> [DATA SUPPLIED]:
☆ ☆ ☆
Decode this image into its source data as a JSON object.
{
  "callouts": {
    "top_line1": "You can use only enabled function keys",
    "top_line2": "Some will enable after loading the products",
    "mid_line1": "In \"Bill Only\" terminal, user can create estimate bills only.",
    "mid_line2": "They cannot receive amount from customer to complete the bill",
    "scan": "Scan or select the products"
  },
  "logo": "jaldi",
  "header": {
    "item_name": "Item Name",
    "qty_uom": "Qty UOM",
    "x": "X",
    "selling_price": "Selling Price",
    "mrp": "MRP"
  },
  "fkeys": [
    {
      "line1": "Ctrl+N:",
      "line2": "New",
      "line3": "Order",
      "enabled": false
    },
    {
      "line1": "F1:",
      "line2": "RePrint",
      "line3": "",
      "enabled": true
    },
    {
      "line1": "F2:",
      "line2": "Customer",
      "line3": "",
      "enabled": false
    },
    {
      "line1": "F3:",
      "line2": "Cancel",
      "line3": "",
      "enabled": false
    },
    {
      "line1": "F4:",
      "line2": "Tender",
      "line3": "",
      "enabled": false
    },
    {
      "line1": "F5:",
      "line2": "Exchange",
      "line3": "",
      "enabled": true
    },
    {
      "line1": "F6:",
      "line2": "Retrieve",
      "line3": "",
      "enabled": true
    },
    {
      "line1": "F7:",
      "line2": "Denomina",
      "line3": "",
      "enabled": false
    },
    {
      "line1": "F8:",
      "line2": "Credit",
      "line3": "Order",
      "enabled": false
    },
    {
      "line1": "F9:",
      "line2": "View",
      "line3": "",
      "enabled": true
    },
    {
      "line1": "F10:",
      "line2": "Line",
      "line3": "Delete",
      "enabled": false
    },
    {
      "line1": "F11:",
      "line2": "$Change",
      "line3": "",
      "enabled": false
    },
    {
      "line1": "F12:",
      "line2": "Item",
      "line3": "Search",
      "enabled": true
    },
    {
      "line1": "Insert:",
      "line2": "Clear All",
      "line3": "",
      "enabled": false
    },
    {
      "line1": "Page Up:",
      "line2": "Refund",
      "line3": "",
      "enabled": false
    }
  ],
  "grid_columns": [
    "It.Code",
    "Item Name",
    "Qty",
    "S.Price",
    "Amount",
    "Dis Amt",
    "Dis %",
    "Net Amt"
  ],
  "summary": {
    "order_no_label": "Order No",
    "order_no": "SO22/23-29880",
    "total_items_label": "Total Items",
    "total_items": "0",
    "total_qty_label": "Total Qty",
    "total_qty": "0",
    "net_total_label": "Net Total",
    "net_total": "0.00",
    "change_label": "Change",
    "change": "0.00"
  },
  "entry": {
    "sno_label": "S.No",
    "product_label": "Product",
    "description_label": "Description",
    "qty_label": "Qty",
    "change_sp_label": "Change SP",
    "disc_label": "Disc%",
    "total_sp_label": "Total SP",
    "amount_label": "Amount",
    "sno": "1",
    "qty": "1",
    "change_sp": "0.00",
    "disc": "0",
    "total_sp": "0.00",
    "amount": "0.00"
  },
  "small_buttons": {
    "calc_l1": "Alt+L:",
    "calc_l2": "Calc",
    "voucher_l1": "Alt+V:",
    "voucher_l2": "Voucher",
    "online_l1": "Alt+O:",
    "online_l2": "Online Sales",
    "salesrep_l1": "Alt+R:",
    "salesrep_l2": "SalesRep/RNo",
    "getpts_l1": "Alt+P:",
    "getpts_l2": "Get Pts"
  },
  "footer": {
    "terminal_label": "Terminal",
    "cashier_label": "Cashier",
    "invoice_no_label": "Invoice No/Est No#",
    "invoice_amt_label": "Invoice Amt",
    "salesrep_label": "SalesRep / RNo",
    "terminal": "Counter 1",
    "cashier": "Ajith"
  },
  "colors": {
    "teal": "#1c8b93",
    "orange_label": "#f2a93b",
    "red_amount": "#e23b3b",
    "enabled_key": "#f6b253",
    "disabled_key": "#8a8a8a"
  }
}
☆ ☆ ☆
> [DESCRIPTION OF THE TASK]: Faithfully copy every entry, leaving nothing out.

> [TASK OUTPUT]:
Decode this image into its source data as a JSON object.
{
  "callouts": {
    "top_line1": "You can use only enabled function keys",
    "top_line2": "Some will enable after loading the products",
    "mid_line1": "In \"Bill Only\" terminal, user can create estimate bills only.",
    "mid_line2": "They cannot receive amount from customer to complete the bill",
    "scan": "Scan or select the products"
  },
  "logo": "jaldi",
  "header": {
    "item_name": "Item Name",
    "qty_uom": "Qty UOM",
    "x": "X",
    "selling_price": "Selling Price",
    "mrp": "MRP"
  },
  "fkeys": [
    {
      "line1": "Ctrl+N:",
      "line2": "New",
      "line3": "Order",
      "enabled": false
    },
    {
      "line1": "F1:",
      "line2": "RePrint",
      "line3": "",
      "enabled": true
    },
    {
      "line1": "F2:",
      "line2": "Customer",
      "line3": "",
      "enabled": false
    },
    {
      "line1": "F3:",
      "line2": "Cancel",
      "line3": "",
      "enabled": false
    },
    {
      "line1": "F4:",
      "line2": "Tender",
      "line3": "",
      "enabled": false
    },
    {
      "line1": "F5:",
      "line2": "Exchange",
      "line3": "",
      "enabled": true
    },
    {
      "line1": "F6:",
      "line2": "Retrieve",
      "line3": "",
      "enabled": true
    },
    {
      "line1": "F7:",
      "line2": "Denomina",
      "line3": "",
      "enabled": false
    },
    {
      "line1": "F8:",
      "line2": "Credit",
      "line3": "Order",
      "enabled": false
    },
    {
      "line1": "F9:",
      "line2": "View",
      "line3": "",
      "enabled": true
    },
    {
      "line1": "F10:",
      "line2": "Line",
      "line3": "Delete",
      "enabled": false
    },
    {
      "line1": "F11:",
      "line2": "$Change",
      "line3": "",
      "enabled": false
    },
    {
      "line1": "F12:",
      "line2": "Item",
      "line3": "Search",
      "enabled": true
    },
    {
      "line1": "Insert:",
      "line2": "Clear All",
      "line3": "",
      "enabled": false
    },
    {
      "line1": "Page Up:",
      "line2": "Refund",
      "line3": "",
      "enabled": false
    }
  ],
  "grid_columns": [
    "It.Code",
    "Item Name",
    "Qty",
    "S.Price",
    "Amount",
    "Dis Amt",
    "Dis %",
    "Net Amt"
  ],
  "summary": {
    "order_no_label": "Order No",
    "order_no": "SO22/23-29880",
    "total_items_label": "Total Items",
    "total_items": "0",
    "total_qty_label": "Total Qty",
    "total_qty": "0",
    "net_total_label": "Net Total",
    "net_total": "0.00",
    "change_label": "Change",
    "change": "0.00"
  },
  "entry": {
    "sno_label": "S.No",
    "product_label": "Product",
    "description_label": "Description",
    "qty_label": "Qty",
    "change_sp_label": "Change SP",
    "disc_label": "Disc%",
    "total_sp_label": "Total SP",
    "amount_label": "Amount",
    "sno": "1",
    "qty": "1",
    "change_sp": "0.00",
    "disc": "0",
    "total_sp": "0.00",
    "amount": "0.00"
  },
  "small_buttons": {
    "calc_l1": "Alt+L:",
    "calc_l2": "Calc",
    "voucher_l1": "Alt+V:",
    "voucher_l2": "Voucher",
    "online_l1": "Alt+O:",
    "online_l2": "Online Sales",
    "salesrep_l1": "Alt+R:",
    "salesrep_l2": "SalesRep/RNo",
    "getpts_l1": "Alt+P:",
    "getpts_l2": "Get Pts"
  },
  "footer": {
    "terminal_label": "Terminal",
    "cashier_label": "Cashier",
    "invoice_no_label": "Invoice No/Est No#",
    "invoice_amt_label": "Invoice Amt",
    "salesrep_label": "SalesRep / RNo",
    "terminal": "Counter 1",
    "cashier": "Ajith"
  },
  "colors": {
    "teal": "#1c8b93",
    "orange_label": "#f2a93b",
    "red_amount": "#e23b3b",
    "enabled_key": "#f6b253",
    "disabled_key": "#8a8a8a"
  }
}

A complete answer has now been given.